## Exercise instructions
Scan the entries below and extract each line with the word "panel" in it.

## Dataset rows

━━━

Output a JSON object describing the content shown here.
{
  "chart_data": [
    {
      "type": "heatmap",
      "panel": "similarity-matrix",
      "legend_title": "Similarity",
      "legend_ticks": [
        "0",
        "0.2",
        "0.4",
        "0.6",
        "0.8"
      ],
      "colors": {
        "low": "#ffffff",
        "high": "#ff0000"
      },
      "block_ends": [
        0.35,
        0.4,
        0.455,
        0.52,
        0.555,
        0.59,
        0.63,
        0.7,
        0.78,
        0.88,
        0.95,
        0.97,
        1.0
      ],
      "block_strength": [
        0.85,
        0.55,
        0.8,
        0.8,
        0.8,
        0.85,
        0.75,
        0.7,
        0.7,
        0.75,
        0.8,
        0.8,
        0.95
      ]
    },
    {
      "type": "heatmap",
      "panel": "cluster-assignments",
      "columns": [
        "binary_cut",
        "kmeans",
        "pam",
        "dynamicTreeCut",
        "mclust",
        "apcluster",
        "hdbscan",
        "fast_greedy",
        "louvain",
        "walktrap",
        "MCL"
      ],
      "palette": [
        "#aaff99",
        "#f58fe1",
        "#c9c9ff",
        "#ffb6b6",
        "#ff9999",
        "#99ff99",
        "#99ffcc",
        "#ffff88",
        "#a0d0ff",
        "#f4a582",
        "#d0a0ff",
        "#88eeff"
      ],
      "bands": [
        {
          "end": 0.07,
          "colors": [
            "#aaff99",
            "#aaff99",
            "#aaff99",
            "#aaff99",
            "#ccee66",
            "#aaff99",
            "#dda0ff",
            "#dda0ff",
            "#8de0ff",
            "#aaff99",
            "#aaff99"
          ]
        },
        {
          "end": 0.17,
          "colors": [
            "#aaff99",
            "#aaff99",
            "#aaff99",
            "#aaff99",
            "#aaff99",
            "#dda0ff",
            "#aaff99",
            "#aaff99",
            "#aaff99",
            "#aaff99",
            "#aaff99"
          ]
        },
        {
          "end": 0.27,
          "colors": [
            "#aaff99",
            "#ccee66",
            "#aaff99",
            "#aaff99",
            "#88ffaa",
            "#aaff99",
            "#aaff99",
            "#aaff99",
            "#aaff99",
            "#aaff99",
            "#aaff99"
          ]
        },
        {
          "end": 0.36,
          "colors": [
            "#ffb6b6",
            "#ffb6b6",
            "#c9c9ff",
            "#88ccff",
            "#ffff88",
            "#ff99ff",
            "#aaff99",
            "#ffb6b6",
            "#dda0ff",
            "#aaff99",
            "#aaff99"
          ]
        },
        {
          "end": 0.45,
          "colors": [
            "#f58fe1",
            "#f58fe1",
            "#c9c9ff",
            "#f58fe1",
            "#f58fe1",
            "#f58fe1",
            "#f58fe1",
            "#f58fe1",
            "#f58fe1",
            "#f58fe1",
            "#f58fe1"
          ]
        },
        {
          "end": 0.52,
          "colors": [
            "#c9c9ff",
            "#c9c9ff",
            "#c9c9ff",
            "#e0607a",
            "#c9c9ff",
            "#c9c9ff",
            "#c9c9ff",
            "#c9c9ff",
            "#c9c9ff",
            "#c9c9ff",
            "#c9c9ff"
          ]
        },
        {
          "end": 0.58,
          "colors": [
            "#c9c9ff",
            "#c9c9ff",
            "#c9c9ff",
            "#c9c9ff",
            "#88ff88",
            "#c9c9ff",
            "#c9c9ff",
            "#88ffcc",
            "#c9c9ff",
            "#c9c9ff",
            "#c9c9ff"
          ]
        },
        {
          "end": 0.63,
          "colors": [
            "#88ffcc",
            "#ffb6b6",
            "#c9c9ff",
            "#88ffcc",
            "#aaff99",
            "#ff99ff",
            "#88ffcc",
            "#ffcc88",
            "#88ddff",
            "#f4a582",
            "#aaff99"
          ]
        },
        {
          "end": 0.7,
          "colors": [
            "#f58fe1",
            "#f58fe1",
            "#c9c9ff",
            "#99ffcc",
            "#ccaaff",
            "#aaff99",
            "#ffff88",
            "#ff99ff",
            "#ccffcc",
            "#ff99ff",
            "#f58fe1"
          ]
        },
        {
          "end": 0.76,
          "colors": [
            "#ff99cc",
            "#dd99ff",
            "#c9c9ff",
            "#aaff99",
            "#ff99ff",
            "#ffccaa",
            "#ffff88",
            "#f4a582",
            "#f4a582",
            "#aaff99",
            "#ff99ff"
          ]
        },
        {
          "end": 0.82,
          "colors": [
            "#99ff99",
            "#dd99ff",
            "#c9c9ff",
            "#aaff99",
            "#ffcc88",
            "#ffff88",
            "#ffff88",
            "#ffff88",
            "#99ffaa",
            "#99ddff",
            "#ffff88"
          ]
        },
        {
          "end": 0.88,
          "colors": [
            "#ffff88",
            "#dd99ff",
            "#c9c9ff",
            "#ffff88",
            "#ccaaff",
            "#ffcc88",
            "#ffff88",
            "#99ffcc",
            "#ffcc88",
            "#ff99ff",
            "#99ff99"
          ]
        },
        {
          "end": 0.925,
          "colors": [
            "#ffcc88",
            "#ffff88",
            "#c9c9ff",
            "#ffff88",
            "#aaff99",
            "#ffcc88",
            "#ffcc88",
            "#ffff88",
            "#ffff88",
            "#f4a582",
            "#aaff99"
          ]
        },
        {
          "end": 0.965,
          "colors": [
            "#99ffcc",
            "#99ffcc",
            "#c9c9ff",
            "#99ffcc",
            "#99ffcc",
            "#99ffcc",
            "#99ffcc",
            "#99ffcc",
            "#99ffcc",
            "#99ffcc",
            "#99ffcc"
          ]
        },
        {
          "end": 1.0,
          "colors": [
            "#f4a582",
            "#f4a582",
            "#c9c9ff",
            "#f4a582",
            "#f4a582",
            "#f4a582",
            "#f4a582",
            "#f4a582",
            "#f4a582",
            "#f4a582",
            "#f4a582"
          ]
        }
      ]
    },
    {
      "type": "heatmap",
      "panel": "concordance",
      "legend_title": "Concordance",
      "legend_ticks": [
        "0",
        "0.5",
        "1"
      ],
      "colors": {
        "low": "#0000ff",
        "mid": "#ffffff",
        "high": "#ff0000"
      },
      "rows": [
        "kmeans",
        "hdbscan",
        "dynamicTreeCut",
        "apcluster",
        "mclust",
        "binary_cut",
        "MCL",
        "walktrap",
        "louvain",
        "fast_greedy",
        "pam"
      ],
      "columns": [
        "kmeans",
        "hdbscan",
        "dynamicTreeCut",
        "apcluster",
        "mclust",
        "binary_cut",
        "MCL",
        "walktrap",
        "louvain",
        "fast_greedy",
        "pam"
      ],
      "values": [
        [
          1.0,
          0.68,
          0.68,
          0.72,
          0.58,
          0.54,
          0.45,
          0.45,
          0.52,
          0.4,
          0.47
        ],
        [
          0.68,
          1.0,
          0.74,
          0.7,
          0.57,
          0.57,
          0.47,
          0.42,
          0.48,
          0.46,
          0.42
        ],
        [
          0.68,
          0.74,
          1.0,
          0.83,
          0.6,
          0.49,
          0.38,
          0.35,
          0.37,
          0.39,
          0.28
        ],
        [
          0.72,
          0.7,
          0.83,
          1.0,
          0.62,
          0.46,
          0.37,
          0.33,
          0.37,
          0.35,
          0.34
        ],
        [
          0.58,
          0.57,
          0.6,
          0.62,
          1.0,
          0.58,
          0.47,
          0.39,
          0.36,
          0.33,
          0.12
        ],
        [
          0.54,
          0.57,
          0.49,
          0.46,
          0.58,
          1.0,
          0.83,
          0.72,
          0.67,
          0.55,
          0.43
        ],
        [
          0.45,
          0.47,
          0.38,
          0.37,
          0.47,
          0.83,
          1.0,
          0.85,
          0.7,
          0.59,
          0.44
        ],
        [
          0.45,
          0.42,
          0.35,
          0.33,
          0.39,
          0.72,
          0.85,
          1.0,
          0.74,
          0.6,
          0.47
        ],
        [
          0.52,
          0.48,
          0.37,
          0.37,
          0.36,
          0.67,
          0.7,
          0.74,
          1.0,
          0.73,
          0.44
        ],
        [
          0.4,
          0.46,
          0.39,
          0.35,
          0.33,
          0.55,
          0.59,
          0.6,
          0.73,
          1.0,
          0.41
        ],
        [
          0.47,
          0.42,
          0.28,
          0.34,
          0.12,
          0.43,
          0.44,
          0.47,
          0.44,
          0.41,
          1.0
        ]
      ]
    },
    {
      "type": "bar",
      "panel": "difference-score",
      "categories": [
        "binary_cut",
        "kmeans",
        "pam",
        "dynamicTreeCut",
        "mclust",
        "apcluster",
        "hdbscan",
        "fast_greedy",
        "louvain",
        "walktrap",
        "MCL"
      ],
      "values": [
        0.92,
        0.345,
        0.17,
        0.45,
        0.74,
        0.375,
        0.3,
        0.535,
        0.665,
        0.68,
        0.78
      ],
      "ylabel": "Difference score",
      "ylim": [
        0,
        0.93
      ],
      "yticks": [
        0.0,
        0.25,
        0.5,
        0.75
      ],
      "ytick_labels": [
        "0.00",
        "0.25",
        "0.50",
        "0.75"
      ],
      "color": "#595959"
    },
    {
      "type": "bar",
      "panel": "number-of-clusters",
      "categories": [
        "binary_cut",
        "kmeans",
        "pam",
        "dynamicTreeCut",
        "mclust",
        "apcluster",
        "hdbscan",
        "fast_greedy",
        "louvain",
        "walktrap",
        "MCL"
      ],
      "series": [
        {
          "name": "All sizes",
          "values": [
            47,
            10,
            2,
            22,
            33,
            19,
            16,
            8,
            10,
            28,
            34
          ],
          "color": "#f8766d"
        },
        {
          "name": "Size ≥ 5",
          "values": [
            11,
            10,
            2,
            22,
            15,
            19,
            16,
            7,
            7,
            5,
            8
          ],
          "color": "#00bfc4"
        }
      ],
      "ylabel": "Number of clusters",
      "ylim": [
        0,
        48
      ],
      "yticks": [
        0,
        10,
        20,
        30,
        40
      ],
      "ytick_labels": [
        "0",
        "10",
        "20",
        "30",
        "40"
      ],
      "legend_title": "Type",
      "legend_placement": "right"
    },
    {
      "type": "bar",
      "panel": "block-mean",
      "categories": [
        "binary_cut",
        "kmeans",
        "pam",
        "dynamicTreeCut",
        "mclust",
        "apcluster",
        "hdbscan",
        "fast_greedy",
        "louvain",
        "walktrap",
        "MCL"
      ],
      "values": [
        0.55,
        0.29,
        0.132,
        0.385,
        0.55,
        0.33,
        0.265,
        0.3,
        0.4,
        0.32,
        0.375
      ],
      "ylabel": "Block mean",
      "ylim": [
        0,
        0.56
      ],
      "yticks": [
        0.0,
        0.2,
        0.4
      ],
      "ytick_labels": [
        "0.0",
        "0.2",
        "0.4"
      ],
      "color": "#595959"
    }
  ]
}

━━━

## Solution to the problem
      "panel": "similarity-matrix",
      "panel": "cluster-assignments",
      "panel": "concordance",
      "panel": "difference-score",
      "panel": "number-of-clusters",
      "panel": "block-mean",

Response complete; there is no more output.